──────── GIVEN DATA

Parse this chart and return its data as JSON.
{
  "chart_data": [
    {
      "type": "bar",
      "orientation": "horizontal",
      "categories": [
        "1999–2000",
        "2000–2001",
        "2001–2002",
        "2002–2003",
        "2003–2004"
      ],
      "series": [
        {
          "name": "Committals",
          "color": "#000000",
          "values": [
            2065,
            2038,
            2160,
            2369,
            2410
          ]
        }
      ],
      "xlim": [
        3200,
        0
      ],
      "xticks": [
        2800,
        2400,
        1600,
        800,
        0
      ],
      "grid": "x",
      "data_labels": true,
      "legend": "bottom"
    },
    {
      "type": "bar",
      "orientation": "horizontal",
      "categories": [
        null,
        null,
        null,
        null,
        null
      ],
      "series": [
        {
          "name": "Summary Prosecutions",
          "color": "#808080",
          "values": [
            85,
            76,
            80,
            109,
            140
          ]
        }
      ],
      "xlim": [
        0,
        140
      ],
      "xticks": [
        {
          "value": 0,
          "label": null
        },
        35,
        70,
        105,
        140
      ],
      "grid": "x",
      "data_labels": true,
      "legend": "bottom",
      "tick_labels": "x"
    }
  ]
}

────────────────

WORK REQUIRED
Give back all the records exactly as they stand.

RESULT OF THIS TASK
Parse this chart and return its data as JSON.
{
  "chart_data": [
    {
      "type": "bar",
      "orientation": "horizontal",
      "categories": [
        "1999–2000",
        "2000–2001",
        "2001–2002",
        "2002–2003",
        "2003–2004"
      ],
      "series": [
        {
          "name": "Committals",
          "color": "#000000",
          "values": [
            2065,
            2038,
            2160,
            2369,
            2410
          ]
        }
      ],
      "xlim": [
        3200,
        0
      ],
      "xticks": [
        2800,
        2400,
        1600,
        800,
        0
      ],
      "grid": "x",
      "data_labels": true,
      "legend": "bottom"
    },
    {
      "type": "bar",
      "orientation": "horizontal",
      "categories": [
        null,
        null,
        null,
        null,
        null
      ],
      "series": [
        {
          "name": "Summary Prosecutions",
          "color": "#808080",
          "values": [
            85,
            76,
            80,
            109,
            140
          ]
        }
      ],
      "xlim": [
        0,
        140
      ],
      "xticks": [
        {
          "value": 0,
          "label": null
        },
        35,
        70,
        105,
        140
      ],
      "grid": "x",
      "data_labels": true,
      "legend": "bottom",
      "tick_labels": "x"
    }
  ]
}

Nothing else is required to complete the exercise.